● AIM OF THE EXERCISE: Everything in the listing should be restated word for word.

(A block of data)
-- Begin --
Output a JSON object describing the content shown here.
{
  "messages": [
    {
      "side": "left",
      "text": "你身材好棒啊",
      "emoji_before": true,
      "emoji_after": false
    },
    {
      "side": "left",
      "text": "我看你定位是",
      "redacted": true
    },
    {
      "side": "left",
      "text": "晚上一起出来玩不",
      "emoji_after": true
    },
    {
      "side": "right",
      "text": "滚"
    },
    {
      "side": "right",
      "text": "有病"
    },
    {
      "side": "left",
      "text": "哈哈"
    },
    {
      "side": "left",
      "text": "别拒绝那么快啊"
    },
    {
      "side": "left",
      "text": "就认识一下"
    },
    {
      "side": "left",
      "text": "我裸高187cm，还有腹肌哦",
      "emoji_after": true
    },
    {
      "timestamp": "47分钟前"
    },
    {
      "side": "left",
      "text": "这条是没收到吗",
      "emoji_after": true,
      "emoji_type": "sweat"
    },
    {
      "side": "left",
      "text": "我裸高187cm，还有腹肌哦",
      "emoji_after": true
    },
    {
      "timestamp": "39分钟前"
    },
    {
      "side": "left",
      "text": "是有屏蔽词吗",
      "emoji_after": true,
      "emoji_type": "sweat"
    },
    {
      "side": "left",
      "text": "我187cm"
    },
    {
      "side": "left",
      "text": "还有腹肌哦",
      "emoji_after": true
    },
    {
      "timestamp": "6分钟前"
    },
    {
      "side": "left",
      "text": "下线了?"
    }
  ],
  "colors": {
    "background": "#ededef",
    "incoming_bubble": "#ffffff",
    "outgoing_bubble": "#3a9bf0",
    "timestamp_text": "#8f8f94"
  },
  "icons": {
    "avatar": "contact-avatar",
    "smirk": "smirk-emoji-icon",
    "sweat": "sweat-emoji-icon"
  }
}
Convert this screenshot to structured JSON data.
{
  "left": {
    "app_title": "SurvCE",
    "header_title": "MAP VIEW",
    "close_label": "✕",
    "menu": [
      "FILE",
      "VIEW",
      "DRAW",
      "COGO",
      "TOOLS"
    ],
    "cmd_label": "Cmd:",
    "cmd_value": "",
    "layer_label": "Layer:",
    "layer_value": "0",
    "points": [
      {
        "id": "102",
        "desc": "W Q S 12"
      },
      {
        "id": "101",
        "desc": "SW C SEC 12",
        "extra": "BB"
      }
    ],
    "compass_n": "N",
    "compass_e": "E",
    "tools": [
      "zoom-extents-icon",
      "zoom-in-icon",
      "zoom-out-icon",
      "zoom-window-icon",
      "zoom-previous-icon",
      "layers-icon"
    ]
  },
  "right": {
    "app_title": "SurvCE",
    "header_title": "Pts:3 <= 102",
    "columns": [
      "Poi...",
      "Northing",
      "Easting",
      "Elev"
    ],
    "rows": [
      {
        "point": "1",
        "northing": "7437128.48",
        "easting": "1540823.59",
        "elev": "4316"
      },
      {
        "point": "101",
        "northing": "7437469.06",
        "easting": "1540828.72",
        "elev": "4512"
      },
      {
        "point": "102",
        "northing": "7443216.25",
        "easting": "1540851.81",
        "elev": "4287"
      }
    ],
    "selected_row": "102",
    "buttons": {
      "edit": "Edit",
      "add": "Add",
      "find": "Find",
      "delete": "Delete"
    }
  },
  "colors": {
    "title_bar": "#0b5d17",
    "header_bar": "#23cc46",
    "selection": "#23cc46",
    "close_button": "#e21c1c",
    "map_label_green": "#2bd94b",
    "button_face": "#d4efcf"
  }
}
-- End --
● TASK SOLUTION:
Output a JSON object describing the content shown here.
{
  "messages": [
    {
      "side": "left",
      "text": "你身材好棒啊",
      "emoji_before": true,
      "emoji_after": false
    },
    {
      "side": "left",
      "text": "我看你定位是",
      "redacted": true
    },
    {
      "side": "left",
      "text": "晚上一起出来玩不",
      "emoji_after": true
    },
    {
      "side": "right",
      "text": "滚"
    },
    {
      "side": "right",
      "text": "有病"
    },
    {
      "side": "left",
      "text": "哈哈"
    },
    {
      "side": "left",
      "text": "别拒绝那么快啊"
    },
    {
      "side": "left",
      "text": "就认识一下"
    },
    {
      "side": "left",
      "text": "我裸高187cm，还有腹肌哦",
      "emoji_after": true
    },
    {
      "timestamp": "47分钟前"
    },
    {
      "side": "left",
      "text": "这条是没收到吗",
      "emoji_after": true,
      "emoji_type": "sweat"
    },
    {
      "side": "left",
      "text": "我裸高187cm，还有腹肌哦",
      "emoji_after": true
    },
    {
      "timestamp": "39分钟前"
    },
    {
      "side": "left",
      "text": "是有屏蔽词吗",
      "emoji_after": true,
      "emoji_type": "sweat"
    },
    {
      "side": "left",
      "text": "我187cm"
    },
    {
      "side": "left",
      "text": "还有腹肌哦",
      "emoji_after": true
    },
    {
      "timestamp": "6分钟前"
    },
    {
      "side": "left",
      "text": "下线了?"
    }
  ],
  "colors": {
    "background": "#ededef",
    "incoming_bubble": "#ffffff",
    "outgoing_bubble": "#3a9bf0",
    "timestamp_text": "#8f8f94"
  },
  "icons": {
    "avatar": "contact-avatar",
    "smirk": "smirk-emoji-icon",
    "sweat": "sweat-emoji-icon"
  }
}
Convert this screenshot to structured JSON data.
{
  "left": {
    "app_title": "SurvCE",
    "header_title": "MAP VIEW",
    "close_label": "✕",
    "menu": [
      "FILE",
      "VIEW",
      "DRAW",
      "COGO",
      "TOOLS"
    ],
    "cmd_label": "Cmd:",
    "cmd_value": "",
    "layer_label": "Layer:",
    "layer_value": "0",
    "points": [
      {
        "id": "102",
        "desc": "W Q S 12"
      },
      {
        "id": "101",
        "desc": "SW C SEC 12",
        "extra": "BB"
      }
    ],
    "compass_n": "N",
    "compass_e": "E",
    "tools": [
      "zoom-extents-icon",
      "zoom-in-icon",
      "zoom-out-icon",
      "zoom-window-icon",
      "zoom-previous-icon",
      "layers-icon"
    ]
  },
  "right": {
    "app_title": "SurvCE",
    "header_title": "Pts:3 <= 102",
    "columns": [
      "Poi...",
      "Northing",
      "Easting",
      "Elev"
    ],
    "rows": [
      {
        "point": "1",
        "northing": "7437128.48",
        "easting": "1540823.59",
        "elev": "4316"
      },
      {
        "point": "101",
        "northing": "7437469.06",
        "easting": "1540828.72",
        "elev": "4512"
      },
      {
        "point": "102",
        "northing": "7443216.25",
        "easting": "1540851.81",
        "elev": "4287"
      }
    ],
    "selected_row": "102",
    "buttons": {
      "edit": "Edit",
      "add": "Add",
      "find": "Find",
      "delete": "Delete"
    }
  },
  "colors": {
    "title_bar": "#0b5d17",
    "header_bar": "#23cc46",
    "selection": "#23cc46",
    "close_button": "#e21c1c",
    "map_label_green": "#2bd94b",
    "button_face": "#d4efcf"
  }
}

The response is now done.